What is asked -
Determine how many lines contain the string "Eligible". Reply with that figure and nothing else.

Task inputs -
----
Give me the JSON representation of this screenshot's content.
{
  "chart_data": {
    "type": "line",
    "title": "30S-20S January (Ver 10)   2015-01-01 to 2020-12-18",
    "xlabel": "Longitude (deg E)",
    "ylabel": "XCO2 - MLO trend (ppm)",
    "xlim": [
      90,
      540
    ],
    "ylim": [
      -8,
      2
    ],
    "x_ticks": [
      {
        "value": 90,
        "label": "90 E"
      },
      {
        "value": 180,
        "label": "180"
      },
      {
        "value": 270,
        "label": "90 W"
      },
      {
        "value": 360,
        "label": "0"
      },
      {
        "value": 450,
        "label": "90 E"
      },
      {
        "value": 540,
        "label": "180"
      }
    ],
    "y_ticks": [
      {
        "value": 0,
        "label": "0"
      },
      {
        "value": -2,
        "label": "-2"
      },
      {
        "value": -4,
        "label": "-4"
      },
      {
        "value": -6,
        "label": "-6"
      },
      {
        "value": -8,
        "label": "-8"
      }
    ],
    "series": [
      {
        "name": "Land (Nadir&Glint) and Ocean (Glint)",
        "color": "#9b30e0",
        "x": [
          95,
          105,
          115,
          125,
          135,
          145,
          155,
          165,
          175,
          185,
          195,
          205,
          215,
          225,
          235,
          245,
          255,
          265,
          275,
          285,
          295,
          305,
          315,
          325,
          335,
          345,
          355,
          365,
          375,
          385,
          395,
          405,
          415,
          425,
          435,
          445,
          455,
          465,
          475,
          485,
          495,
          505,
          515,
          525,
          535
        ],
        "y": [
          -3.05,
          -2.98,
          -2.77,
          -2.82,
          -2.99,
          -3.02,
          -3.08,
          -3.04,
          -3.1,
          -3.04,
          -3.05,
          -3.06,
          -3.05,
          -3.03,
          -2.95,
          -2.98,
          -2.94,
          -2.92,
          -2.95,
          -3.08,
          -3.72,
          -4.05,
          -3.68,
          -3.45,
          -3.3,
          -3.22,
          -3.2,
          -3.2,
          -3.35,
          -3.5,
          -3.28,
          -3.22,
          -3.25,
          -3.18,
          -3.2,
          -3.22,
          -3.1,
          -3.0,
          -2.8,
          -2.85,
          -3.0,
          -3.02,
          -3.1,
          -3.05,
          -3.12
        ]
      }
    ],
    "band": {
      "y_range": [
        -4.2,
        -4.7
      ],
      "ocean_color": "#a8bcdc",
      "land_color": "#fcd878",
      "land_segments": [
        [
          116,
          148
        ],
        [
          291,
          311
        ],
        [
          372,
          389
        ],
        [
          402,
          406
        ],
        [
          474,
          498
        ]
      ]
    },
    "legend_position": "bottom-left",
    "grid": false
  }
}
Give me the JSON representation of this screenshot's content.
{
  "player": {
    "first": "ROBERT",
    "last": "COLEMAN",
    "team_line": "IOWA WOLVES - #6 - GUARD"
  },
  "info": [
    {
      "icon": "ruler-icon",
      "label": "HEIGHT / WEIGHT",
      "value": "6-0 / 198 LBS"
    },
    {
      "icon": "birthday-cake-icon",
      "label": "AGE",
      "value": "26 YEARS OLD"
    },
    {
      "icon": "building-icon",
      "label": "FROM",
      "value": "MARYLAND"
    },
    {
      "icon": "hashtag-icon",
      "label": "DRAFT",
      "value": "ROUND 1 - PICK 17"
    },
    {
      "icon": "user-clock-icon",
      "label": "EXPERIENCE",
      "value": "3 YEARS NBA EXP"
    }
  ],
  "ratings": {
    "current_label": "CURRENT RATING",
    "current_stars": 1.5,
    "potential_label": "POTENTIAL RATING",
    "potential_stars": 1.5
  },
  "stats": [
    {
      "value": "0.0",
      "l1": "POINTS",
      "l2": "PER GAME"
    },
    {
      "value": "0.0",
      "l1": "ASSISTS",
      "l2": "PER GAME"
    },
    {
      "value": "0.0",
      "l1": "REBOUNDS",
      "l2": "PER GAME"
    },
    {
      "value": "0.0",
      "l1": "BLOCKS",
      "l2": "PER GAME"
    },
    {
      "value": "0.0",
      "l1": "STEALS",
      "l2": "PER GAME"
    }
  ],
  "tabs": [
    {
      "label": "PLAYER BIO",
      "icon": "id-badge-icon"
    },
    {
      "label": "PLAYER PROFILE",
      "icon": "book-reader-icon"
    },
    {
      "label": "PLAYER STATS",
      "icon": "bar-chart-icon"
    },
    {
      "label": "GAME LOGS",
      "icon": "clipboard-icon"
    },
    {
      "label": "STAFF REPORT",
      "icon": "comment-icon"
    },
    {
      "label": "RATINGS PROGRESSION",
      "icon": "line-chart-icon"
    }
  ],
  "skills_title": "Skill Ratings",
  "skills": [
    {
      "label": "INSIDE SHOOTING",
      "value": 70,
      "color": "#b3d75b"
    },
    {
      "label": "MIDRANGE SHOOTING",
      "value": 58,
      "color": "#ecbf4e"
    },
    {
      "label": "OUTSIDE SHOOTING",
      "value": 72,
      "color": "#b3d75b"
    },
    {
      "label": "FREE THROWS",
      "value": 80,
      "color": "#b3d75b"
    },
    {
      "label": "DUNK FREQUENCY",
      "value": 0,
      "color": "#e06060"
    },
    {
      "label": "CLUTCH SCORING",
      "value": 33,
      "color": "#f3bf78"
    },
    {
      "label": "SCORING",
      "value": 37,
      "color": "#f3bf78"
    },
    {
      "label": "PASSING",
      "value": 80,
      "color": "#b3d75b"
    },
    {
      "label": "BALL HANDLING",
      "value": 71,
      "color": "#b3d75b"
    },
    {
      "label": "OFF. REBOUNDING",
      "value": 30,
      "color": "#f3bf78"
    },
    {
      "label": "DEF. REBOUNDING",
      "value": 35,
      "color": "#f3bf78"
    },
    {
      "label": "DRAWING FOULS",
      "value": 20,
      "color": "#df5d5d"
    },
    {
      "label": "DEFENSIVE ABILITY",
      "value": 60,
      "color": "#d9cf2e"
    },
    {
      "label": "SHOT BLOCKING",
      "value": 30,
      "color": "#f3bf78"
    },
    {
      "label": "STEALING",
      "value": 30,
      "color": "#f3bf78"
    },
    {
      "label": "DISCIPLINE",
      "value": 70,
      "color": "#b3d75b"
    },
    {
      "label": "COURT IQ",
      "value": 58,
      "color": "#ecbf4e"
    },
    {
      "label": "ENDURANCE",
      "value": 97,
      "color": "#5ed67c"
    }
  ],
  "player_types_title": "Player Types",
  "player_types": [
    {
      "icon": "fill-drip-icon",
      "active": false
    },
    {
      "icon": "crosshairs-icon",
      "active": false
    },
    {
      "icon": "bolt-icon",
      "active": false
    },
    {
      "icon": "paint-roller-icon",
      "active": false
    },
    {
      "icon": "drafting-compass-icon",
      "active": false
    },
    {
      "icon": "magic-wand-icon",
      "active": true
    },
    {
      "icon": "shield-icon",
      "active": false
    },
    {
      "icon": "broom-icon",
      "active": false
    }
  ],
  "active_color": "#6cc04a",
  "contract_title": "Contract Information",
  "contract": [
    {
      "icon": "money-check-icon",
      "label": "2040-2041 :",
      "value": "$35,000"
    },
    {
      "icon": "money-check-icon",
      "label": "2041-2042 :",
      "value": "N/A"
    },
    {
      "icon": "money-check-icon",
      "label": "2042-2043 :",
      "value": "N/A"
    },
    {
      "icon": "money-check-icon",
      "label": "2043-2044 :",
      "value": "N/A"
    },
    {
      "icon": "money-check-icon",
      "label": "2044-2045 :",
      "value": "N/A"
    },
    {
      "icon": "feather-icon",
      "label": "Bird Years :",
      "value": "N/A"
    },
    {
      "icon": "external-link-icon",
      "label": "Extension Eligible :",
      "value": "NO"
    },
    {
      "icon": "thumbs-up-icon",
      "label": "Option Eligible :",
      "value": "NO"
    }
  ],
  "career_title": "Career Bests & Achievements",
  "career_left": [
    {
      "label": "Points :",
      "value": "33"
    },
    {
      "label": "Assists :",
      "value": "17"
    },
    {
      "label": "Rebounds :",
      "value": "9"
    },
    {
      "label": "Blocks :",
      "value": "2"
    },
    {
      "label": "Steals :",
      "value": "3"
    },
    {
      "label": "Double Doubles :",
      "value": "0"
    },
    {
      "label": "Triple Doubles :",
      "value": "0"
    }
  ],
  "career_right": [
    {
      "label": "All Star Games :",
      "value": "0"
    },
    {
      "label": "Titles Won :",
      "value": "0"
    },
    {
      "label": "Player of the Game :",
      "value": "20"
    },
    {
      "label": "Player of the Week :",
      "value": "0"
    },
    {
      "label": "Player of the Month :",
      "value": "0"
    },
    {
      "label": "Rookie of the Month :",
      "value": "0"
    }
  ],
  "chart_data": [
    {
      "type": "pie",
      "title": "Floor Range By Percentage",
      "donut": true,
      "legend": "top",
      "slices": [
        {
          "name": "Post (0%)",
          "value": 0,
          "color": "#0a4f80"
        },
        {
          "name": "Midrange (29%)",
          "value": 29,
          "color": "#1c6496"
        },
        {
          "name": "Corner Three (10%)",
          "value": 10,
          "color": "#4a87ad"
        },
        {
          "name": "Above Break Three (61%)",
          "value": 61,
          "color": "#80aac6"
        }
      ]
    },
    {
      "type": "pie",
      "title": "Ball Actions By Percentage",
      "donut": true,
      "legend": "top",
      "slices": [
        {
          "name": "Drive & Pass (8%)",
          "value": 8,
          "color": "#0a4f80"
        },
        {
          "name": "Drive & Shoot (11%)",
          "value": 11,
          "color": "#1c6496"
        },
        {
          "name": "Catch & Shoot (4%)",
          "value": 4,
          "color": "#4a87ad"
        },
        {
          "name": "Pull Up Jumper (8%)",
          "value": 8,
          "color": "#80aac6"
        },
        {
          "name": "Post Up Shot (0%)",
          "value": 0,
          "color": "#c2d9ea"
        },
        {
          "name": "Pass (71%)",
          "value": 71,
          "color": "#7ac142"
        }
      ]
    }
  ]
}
----
Exercise output -
2